## EXERCISE
Filter the records below for the word "name". Copy each line that holds it.

## EXTRACTED INFORMATION
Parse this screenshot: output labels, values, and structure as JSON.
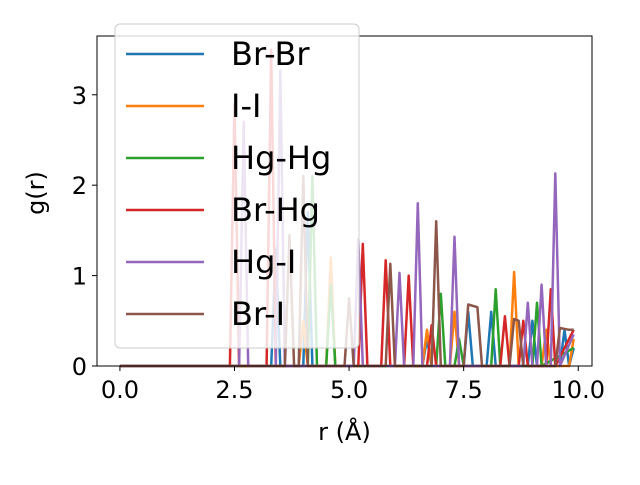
{
  "chart_data": {
    "type": "line",
    "xlabel": "r (Å)",
    "ylabel": "g(r)",
    "xlim": [
      -0.5,
      10.3
    ],
    "ylim": [
      0,
      3.65
    ],
    "xticks": [
      0.0,
      2.5,
      5.0,
      7.5,
      10.0
    ],
    "xtick_labels": [
      "0.0",
      "2.5",
      "5.0",
      "7.5",
      "10.0"
    ],
    "yticks": [
      0,
      1,
      2,
      3
    ],
    "ytick_labels": [
      "0",
      "1",
      "2",
      "3"
    ],
    "grid": false,
    "legend_position": "top-left",
    "series": [
      {
        "name": "Br-Br",
        "color": "#1f77b4",
        "points": [
          [
            0,
            0
          ],
          [
            3.3,
            0
          ],
          [
            3.4,
            1.3
          ],
          [
            3.5,
            0
          ],
          [
            4.0,
            0
          ],
          [
            4.1,
            1.7
          ],
          [
            4.2,
            0
          ],
          [
            6.6,
            0
          ],
          [
            6.7,
            0.3
          ],
          [
            6.8,
            0
          ],
          [
            7.5,
            0
          ],
          [
            7.6,
            0.6
          ],
          [
            7.7,
            0
          ],
          [
            8.0,
            0
          ],
          [
            8.1,
            0.6
          ],
          [
            8.2,
            0
          ],
          [
            8.9,
            0
          ],
          [
            9.0,
            0.5
          ],
          [
            9.1,
            0
          ],
          [
            9.6,
            0
          ],
          [
            9.7,
            0.4
          ],
          [
            9.8,
            0
          ],
          [
            9.9,
            0.2
          ]
        ]
      },
      {
        "name": "I-I",
        "color": "#ff7f0e",
        "points": [
          [
            0,
            0
          ],
          [
            3.9,
            0
          ],
          [
            4.0,
            0.5
          ],
          [
            4.1,
            0
          ],
          [
            4.5,
            0
          ],
          [
            4.6,
            1.2
          ],
          [
            4.7,
            0
          ],
          [
            6.6,
            0
          ],
          [
            6.7,
            0.4
          ],
          [
            6.8,
            0
          ],
          [
            7.2,
            0
          ],
          [
            7.3,
            0.6
          ],
          [
            7.4,
            0
          ],
          [
            8.5,
            0
          ],
          [
            8.6,
            1.04
          ],
          [
            8.7,
            0
          ],
          [
            9.2,
            0
          ],
          [
            9.3,
            0.4
          ],
          [
            9.4,
            0
          ],
          [
            9.8,
            0
          ],
          [
            9.9,
            0.3
          ]
        ]
      },
      {
        "name": "Hg-Hg",
        "color": "#2ca02c",
        "points": [
          [
            0,
            0
          ],
          [
            4.1,
            0
          ],
          [
            4.2,
            2.1
          ],
          [
            4.3,
            0
          ],
          [
            4.5,
            0
          ],
          [
            4.6,
            0.9
          ],
          [
            4.7,
            0
          ],
          [
            6.9,
            0
          ],
          [
            7.0,
            0.8
          ],
          [
            7.1,
            0
          ],
          [
            7.3,
            0
          ],
          [
            7.4,
            0.3
          ],
          [
            7.5,
            0
          ],
          [
            8.1,
            0
          ],
          [
            8.2,
            0.85
          ],
          [
            8.3,
            0
          ],
          [
            9.0,
            0
          ],
          [
            9.1,
            0.7
          ],
          [
            9.2,
            0
          ],
          [
            9.9,
            0.2
          ]
        ]
      },
      {
        "name": "Br-Hg",
        "color": "#d62728",
        "points": [
          [
            0,
            0
          ],
          [
            2.4,
            0
          ],
          [
            2.5,
            2.9
          ],
          [
            2.6,
            0
          ],
          [
            3.2,
            0
          ],
          [
            3.3,
            3.5
          ],
          [
            3.4,
            0
          ],
          [
            5.2,
            0
          ],
          [
            5.3,
            1.35
          ],
          [
            5.4,
            0
          ],
          [
            5.7,
            0
          ],
          [
            5.8,
            1.17
          ],
          [
            5.9,
            0
          ],
          [
            6.2,
            0
          ],
          [
            6.3,
            1.0
          ],
          [
            6.4,
            0
          ],
          [
            6.7,
            0
          ],
          [
            6.8,
            0.45
          ],
          [
            6.9,
            0
          ],
          [
            8.3,
            0
          ],
          [
            8.4,
            0.55
          ],
          [
            8.5,
            0
          ],
          [
            8.7,
            0
          ],
          [
            8.8,
            0.5
          ],
          [
            8.9,
            0
          ],
          [
            9.3,
            0
          ],
          [
            9.4,
            0.85
          ],
          [
            9.5,
            0
          ],
          [
            9.9,
            0.4
          ]
        ]
      },
      {
        "name": "Hg-I",
        "color": "#9467bd",
        "points": [
          [
            0,
            0
          ],
          [
            2.6,
            0
          ],
          [
            2.7,
            2.7
          ],
          [
            2.8,
            0
          ],
          [
            3.4,
            0
          ],
          [
            3.5,
            3.27
          ],
          [
            3.6,
            0
          ],
          [
            5.1,
            0
          ],
          [
            5.2,
            1.4
          ],
          [
            5.3,
            0
          ],
          [
            6.0,
            0
          ],
          [
            6.1,
            1.03
          ],
          [
            6.2,
            0
          ],
          [
            6.4,
            0
          ],
          [
            6.5,
            1.8
          ],
          [
            6.6,
            0
          ],
          [
            7.2,
            0
          ],
          [
            7.3,
            1.43
          ],
          [
            7.4,
            0
          ],
          [
            8.8,
            0
          ],
          [
            8.9,
            0.7
          ],
          [
            9.0,
            0
          ],
          [
            9.1,
            0
          ],
          [
            9.2,
            0.9
          ],
          [
            9.3,
            0
          ],
          [
            9.4,
            0
          ],
          [
            9.5,
            2.13
          ],
          [
            9.6,
            0
          ],
          [
            9.9,
            0.35
          ]
        ]
      },
      {
        "name": "Br-I",
        "color": "#8c564b",
        "points": [
          [
            0,
            0
          ],
          [
            3.6,
            0
          ],
          [
            3.7,
            1.45
          ],
          [
            3.8,
            0
          ],
          [
            3.9,
            0
          ],
          [
            4.0,
            2.1
          ],
          [
            4.1,
            0
          ],
          [
            4.9,
            0
          ],
          [
            5.0,
            0.75
          ],
          [
            5.1,
            0
          ],
          [
            5.8,
            0
          ],
          [
            5.9,
            1.13
          ],
          [
            6.0,
            0
          ],
          [
            6.8,
            0
          ],
          [
            6.9,
            1.6
          ],
          [
            7.0,
            0
          ],
          [
            7.5,
            0
          ],
          [
            7.6,
            0.68
          ],
          [
            7.8,
            0.65
          ],
          [
            7.9,
            0
          ],
          [
            8.5,
            0
          ],
          [
            8.6,
            0.52
          ],
          [
            8.7,
            0.5
          ],
          [
            8.8,
            0
          ],
          [
            9.5,
            0
          ],
          [
            9.6,
            0.42
          ],
          [
            9.8,
            0.4
          ],
          [
            9.9,
            0.4
          ]
        ]
      }
    ]
  }
}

## RESPONSE
        "name": "Br-Br",
        "name": "I-I",
        "name": "Hg-Hg",
        "name": "Br-Hg",
        "name": "Hg-I",
        "name": "Br-I",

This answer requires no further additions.